● **YOUR TASK**:
Give the number of lines in the listing below that include the word "this", with nothing more.

(Data extracted from a collection)

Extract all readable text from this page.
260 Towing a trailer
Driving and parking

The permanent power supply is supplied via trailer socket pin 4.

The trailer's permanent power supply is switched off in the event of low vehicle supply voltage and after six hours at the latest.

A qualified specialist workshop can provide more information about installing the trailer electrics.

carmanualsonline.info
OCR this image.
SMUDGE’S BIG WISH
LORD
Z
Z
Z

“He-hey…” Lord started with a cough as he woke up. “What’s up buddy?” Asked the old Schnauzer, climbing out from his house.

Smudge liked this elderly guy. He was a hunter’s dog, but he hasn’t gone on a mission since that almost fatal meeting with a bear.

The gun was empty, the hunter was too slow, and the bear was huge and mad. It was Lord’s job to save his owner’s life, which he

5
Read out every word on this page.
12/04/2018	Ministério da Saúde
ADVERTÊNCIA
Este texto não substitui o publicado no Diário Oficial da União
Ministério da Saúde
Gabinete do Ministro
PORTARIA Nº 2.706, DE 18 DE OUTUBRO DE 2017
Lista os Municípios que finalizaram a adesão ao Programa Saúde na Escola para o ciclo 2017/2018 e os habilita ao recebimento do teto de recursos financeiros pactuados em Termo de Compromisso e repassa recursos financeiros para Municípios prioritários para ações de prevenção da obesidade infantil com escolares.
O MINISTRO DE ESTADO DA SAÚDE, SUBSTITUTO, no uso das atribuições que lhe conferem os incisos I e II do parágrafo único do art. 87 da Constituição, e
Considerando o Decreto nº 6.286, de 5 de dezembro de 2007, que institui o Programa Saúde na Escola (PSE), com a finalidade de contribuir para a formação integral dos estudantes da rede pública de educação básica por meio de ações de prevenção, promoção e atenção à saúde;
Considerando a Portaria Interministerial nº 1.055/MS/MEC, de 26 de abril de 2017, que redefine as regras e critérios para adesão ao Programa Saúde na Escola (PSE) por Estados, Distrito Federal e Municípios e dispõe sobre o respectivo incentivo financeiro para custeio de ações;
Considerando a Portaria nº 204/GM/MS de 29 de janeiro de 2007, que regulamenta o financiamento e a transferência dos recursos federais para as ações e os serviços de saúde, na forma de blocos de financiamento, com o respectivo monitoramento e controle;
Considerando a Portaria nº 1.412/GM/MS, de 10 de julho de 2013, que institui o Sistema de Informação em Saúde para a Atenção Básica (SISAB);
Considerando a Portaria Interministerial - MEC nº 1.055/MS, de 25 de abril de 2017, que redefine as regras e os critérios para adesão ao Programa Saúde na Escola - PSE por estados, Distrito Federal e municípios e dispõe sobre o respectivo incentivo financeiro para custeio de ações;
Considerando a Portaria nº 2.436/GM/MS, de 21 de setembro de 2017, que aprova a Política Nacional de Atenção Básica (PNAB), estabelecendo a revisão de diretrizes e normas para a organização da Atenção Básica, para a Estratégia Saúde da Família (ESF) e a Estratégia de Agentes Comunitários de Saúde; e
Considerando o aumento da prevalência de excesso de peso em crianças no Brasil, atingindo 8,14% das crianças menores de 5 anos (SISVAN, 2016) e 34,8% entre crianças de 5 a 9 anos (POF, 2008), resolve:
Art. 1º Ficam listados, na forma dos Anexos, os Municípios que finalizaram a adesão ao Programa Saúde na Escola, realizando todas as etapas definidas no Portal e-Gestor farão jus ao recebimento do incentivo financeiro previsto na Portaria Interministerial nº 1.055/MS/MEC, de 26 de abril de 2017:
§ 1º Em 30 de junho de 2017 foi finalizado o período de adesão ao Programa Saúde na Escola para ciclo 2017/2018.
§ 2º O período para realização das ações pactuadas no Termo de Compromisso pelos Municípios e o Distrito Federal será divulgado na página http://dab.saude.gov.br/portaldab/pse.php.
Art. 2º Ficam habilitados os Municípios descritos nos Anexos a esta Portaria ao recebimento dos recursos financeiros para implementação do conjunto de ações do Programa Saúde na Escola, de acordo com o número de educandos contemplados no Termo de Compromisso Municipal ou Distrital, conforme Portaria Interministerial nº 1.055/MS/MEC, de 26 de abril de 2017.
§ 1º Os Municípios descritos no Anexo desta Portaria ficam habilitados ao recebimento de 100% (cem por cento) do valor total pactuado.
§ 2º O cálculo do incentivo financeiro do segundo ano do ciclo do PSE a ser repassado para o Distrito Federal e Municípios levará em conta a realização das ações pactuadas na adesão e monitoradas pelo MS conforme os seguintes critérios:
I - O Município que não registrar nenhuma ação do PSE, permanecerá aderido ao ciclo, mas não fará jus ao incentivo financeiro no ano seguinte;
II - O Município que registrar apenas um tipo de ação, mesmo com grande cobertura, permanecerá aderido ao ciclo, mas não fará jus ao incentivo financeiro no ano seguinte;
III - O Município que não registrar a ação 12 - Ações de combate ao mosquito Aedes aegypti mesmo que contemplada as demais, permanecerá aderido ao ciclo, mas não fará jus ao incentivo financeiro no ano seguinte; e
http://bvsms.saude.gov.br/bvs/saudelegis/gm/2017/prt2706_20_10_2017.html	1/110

● **TASK SOLUTION**:
4